→ **Data excerpts**:
◇ ◇ ◇ ◇

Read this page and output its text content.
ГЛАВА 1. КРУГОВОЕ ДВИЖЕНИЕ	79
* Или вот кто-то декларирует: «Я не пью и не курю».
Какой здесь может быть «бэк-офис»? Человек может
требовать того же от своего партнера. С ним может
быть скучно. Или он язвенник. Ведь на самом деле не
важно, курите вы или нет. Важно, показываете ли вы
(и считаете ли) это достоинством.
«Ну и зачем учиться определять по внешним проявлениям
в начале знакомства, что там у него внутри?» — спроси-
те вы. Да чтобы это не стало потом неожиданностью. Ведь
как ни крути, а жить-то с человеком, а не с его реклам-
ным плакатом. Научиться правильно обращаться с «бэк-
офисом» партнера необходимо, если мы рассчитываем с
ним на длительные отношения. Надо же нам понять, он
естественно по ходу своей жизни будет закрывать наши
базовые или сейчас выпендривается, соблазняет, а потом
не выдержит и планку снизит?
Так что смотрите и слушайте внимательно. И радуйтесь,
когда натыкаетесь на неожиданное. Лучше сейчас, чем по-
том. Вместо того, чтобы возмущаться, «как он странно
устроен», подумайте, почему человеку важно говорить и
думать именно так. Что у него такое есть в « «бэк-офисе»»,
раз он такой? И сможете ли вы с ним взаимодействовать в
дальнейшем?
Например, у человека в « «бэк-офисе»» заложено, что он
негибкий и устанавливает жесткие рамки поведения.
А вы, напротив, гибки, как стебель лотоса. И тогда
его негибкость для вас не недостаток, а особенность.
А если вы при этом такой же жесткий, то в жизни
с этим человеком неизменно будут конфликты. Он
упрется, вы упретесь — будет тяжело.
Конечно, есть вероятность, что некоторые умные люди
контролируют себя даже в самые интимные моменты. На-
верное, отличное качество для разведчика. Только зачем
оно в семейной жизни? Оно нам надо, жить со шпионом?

◇ ◇ ◇ ◇

→ **Given exercise**:
Retype the listing. Match it exactly.

→ **Result of the exercise**:
Read this page and output its text content.
ГЛАВА 1. КРУГОВОЕ ДВИЖЕНИЕ	79
* Или вот кто-то декларирует: «Я не пью и не курю».
Какой здесь может быть «бэк-офис»? Человек может
требовать того же от своего партнера. С ним может
быть скучно. Или он язвенник. Ведь на самом деле не
важно, курите вы или нет. Важно, показываете ли вы
(и считаете ли) это достоинством.
«Ну и зачем учиться определять по внешним проявлениям
в начале знакомства, что там у него внутри?» — спроси-
те вы. Да чтобы это не стало потом неожиданностью. Ведь
как ни крути, а жить-то с человеком, а не с его реклам-
ным плакатом. Научиться правильно обращаться с «бэк-
офисом» партнера необходимо, если мы рассчитываем с
ним на длительные отношения. Надо же нам понять, он
естественно по ходу своей жизни будет закрывать наши
базовые или сейчас выпендривается, соблазняет, а потом
не выдержит и планку снизит?
Так что смотрите и слушайте внимательно. И радуйтесь,
когда натыкаетесь на неожиданное. Лучше сейчас, чем по-
том. Вместо того, чтобы возмущаться, «как он странно
устроен», подумайте, почему человеку важно говорить и
думать именно так. Что у него такое есть в « «бэк-офисе»»,
раз он такой? И сможете ли вы с ним взаимодействовать в
дальнейшем?
Например, у человека в « «бэк-офисе»» заложено, что он
негибкий и устанавливает жесткие рамки поведения.
А вы, напротив, гибки, как стебель лотоса. И тогда
его негибкость для вас не недостаток, а особенность.
А если вы при этом такой же жесткий, то в жизни
с этим человеком неизменно будут конфликты. Он
упрется, вы упретесь — будет тяжело.
Конечно, есть вероятность, что некоторые умные люди
контролируют себя даже в самые интимные моменты. На-
верное, отличное качество для разведчика. Только зачем
оно в семейной жизни? Оно нам надо, жить со шпионом?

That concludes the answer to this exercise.